-------- Rows
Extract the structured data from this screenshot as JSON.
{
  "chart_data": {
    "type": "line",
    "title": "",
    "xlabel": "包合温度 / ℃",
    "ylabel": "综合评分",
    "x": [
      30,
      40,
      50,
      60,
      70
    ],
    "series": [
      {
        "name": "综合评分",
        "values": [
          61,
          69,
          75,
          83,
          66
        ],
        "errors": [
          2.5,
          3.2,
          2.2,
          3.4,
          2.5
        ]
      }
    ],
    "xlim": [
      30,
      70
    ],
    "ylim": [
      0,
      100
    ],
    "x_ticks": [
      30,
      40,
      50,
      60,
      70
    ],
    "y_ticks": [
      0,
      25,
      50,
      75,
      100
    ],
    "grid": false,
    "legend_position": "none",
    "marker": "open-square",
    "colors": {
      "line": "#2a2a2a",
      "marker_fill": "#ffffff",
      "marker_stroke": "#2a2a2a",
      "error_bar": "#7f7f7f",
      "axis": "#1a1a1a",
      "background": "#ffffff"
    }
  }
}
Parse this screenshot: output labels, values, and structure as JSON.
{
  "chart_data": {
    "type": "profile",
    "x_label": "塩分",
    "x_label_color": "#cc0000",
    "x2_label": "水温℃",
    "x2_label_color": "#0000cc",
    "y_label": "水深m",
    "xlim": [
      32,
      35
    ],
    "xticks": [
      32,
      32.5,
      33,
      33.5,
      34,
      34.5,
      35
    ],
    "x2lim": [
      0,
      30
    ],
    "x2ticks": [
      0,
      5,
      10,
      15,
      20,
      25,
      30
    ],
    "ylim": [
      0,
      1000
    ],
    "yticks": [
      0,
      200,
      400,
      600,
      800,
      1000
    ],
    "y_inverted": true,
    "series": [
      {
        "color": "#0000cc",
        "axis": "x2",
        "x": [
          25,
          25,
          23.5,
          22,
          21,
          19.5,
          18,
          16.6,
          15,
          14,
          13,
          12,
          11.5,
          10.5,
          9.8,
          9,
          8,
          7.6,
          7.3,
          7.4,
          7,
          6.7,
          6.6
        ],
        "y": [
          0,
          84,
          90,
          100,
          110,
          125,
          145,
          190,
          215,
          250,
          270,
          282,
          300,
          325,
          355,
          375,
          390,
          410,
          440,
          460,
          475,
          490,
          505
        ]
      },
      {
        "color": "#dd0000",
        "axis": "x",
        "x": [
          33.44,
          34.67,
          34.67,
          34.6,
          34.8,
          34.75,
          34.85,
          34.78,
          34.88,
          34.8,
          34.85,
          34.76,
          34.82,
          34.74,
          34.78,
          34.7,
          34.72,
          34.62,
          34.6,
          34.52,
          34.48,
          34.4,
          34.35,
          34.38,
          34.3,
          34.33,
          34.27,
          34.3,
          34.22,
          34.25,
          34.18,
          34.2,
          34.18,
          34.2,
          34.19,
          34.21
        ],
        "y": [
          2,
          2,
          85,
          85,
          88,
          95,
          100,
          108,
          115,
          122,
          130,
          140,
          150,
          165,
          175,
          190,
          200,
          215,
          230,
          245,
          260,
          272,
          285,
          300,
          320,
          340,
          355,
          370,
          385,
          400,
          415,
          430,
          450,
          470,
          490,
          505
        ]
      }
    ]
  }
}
----------------
§ **Exercise prompt**
Extract each line of the material exactly as it stands.

§ **Output of the task**
Extract the structured data from this screenshot as JSON.
{
  "chart_data": {
    "type": "line",
    "title": "",
    "xlabel": "包合温度 / ℃",
    "ylabel": "综合评分",
    "x": [
      30,
      40,
      50,
      60,
      70
    ],
    "series": [
      {
        "name": "综合评分",
        "values": [
          61,
          69,
          75,
          83,
          66
        ],
        "errors": [
          2.5,
          3.2,
          2.2,
          3.4,
          2.5
        ]
      }
    ],
    "xlim": [
      30,
      70
    ],
    "ylim": [
      0,
      100
    ],
    "x_ticks": [
      30,
      40,
      50,
      60,
      70
    ],
    "y_ticks": [
      0,
      25,
      50,
      75,
      100
    ],
    "grid": false,
    "legend_position": "none",
    "marker": "open-square",
    "colors": {
      "line": "#2a2a2a",
      "marker_fill": "#ffffff",
      "marker_stroke": "#2a2a2a",
      "error_bar": "#7f7f7f",
      "axis": "#1a1a1a",
      "background": "#ffffff"
    }
  }
}
Parse this screenshot: output labels, values, and structure as JSON.
{
  "chart_data": {
    "type": "profile",
    "x_label": "塩分",
    "x_label_color": "#cc0000",
    "x2_label": "水温℃",
    "x2_label_color": "#0000cc",
    "y_label": "水深m",
    "xlim": [
      32,
      35
    ],
    "xticks": [
      32,
      32.5,
      33,
      33.5,
      34,
      34.5,
      35
    ],
    "x2lim": [
      0,
      30
    ],
    "x2ticks": [
      0,
      5,
      10,
      15,
      20,
      25,
      30
    ],
    "ylim": [
      0,
      1000
    ],
    "yticks": [
      0,
      200,
      400,
      600,
      800,
      1000
    ],
    "y_inverted": true,
    "series": [
      {
        "color": "#0000cc",
        "axis": "x2",
        "x": [
          25,
          25,
          23.5,
          22,
          21,
          19.5,
          18,
          16.6,
          15,
          14,
          13,
          12,
          11.5,
          10.5,
          9.8,
          9,
          8,
          7.6,
          7.3,
          7.4,
          7,
          6.7,
          6.6
        ],
        "y": [
          0,
          84,
          90,
          100,
          110,
          125,
          145,
          190,
          215,
          250,
          270,
          282,
          300,
          325,
          355,
          375,
          390,
          410,
          440,
          460,
          475,
          490,
          505
        ]
      },
      {
        "color": "#dd0000",
        "axis": "x",
        "x": [
          33.44,
          34.67,
          34.67,
          34.6,
          34.8,
          34.75,
          34.85,
          34.78,
          34.88,
          34.8,
          34.85,
          34.76,
          34.82,
          34.74,
          34.78,
          34.7,
          34.72,
          34.62,
          34.6,
          34.52,
          34.48,
          34.4,
          34.35,
          34.38,
          34.3,
          34.33,
          34.27,
          34.3,
          34.22,
          34.25,
          34.18,
          34.2,
          34.18,
          34.2,
          34.19,
          34.21
        ],
        "y": [
          2,
          2,
          85,
          85,
          88,
          95,
          100,
          108,
          115,
          122,
          130,
          140,
          150,
          165,
          175,
          190,
          200,
          215,
          230,
          245,
          260,
          272,
          285,
          300,
          320,
          340,
          355,
          370,
          385,
          400,
          415,
          430,
          450,
          470,
          490,
          505
        ]
      }
    ]
  }
}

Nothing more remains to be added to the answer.